THE EXERCISE :: Transcribe every line exactly. Leave the pictures behind.

═══

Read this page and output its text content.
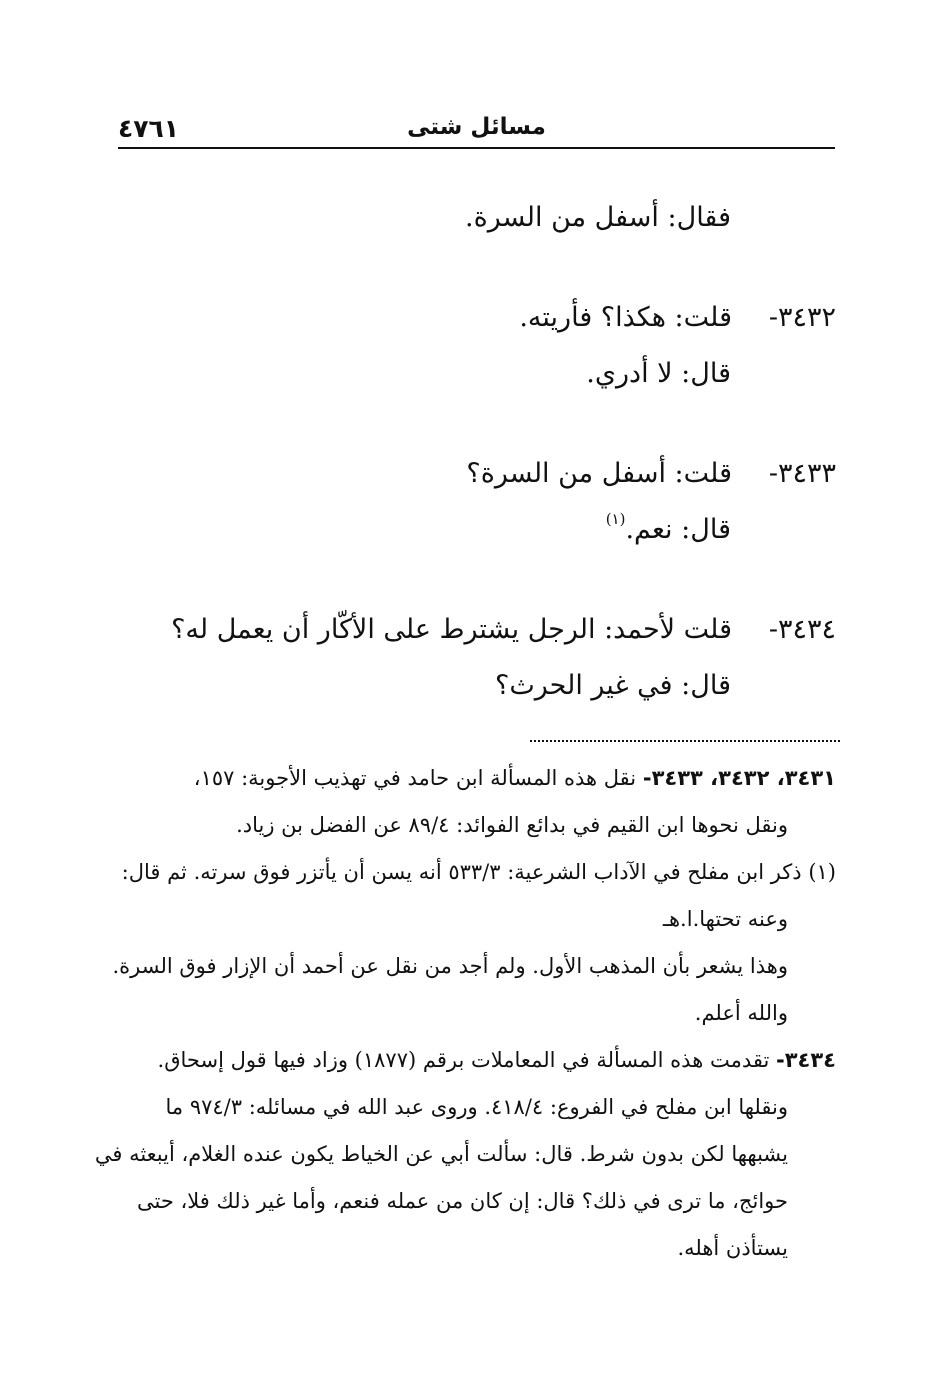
٤٧٦١	مسائل شتى
فقال: أسفل من السرة.
٣٤٣٢-قلت: هكذا؟ فأريته.
قال: لا أدري.
٣٤٣٣-قلت: أسفل من السرة؟
قال: نعم.$^{(١)}$
٣٤٣٤-قلت لأحمد: الرجل يشترط على الأكّار أن يعمل له؟
قال: في غير الحرث؟
٣٤٣١، ٣٤٣٢، ٣٤٣٣- نقل هذه المسألة ابن حامد في تهذيب الأجوبة: ١٥٧،
ونقل نحوها ابن القيم في بدائع الفوائد: ٨٩/٤ عن الفضل بن زياد.
(١) ذكر ابن مفلح في الآداب الشرعية: ٥٣٣/٣ أنه يسن أن يأتزر فوق سرته. ثم قال:
وعنه تحتها.ا.هـ
وهذا يشعر بأن المذهب الأول. ولم أجد من نقل عن أحمد أن الإزار فوق السرة.
والله أعلم.
٣٤٣٤- تقدمت هذه المسألة في المعاملات برقم (١٨٧٧) وزاد فيها قول إسحاق.
ونقلها ابن مفلح في الفروع: ٤١٨/٤. وروى عبد الله في مسائله: ٩٧٤/٣ ما
يشبهها لكن بدون شرط. قال: سألت أبي عن الخياط يكون عنده الغلام، أيبعثه في
حوائج، ما ترى في ذلك؟ قال: إن كان من عمله فنعم، وأما غير ذلك فلا، حتى
يستأذن أهله.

═══

FINAL ANSWER ::
Read this page and output its text content.
٤٧٦١	مسائل شتى
فقال: أسفل من السرة.
٣٤٣٢-قلت: هكذا؟ فأريته.
قال: لا أدري.
٣٤٣٣-قلت: أسفل من السرة؟
قال: نعم.$^{(١)}$
٣٤٣٤-قلت لأحمد: الرجل يشترط على الأكّار أن يعمل له؟
قال: في غير الحرث؟
٣٤٣١، ٣٤٣٢، ٣٤٣٣- نقل هذه المسألة ابن حامد في تهذيب الأجوبة: ١٥٧،
ونقل نحوها ابن القيم في بدائع الفوائد: ٨٩/٤ عن الفضل بن زياد.
(١) ذكر ابن مفلح في الآداب الشرعية: ٥٣٣/٣ أنه يسن أن يأتزر فوق سرته. ثم قال:
وعنه تحتها.ا.هـ
وهذا يشعر بأن المذهب الأول. ولم أجد من نقل عن أحمد أن الإزار فوق السرة.
والله أعلم.
٣٤٣٤- تقدمت هذه المسألة في المعاملات برقم (١٨٧٧) وزاد فيها قول إسحاق.
ونقلها ابن مفلح في الفروع: ٤١٨/٤. وروى عبد الله في مسائله: ٩٧٤/٣ ما
يشبهها لكن بدون شرط. قال: سألت أبي عن الخياط يكون عنده الغلام، أيبعثه في
حوائج، ما ترى في ذلك؟ قال: إن كان من عمله فنعم، وأما غير ذلك فلا، حتى
يستأذن أهله.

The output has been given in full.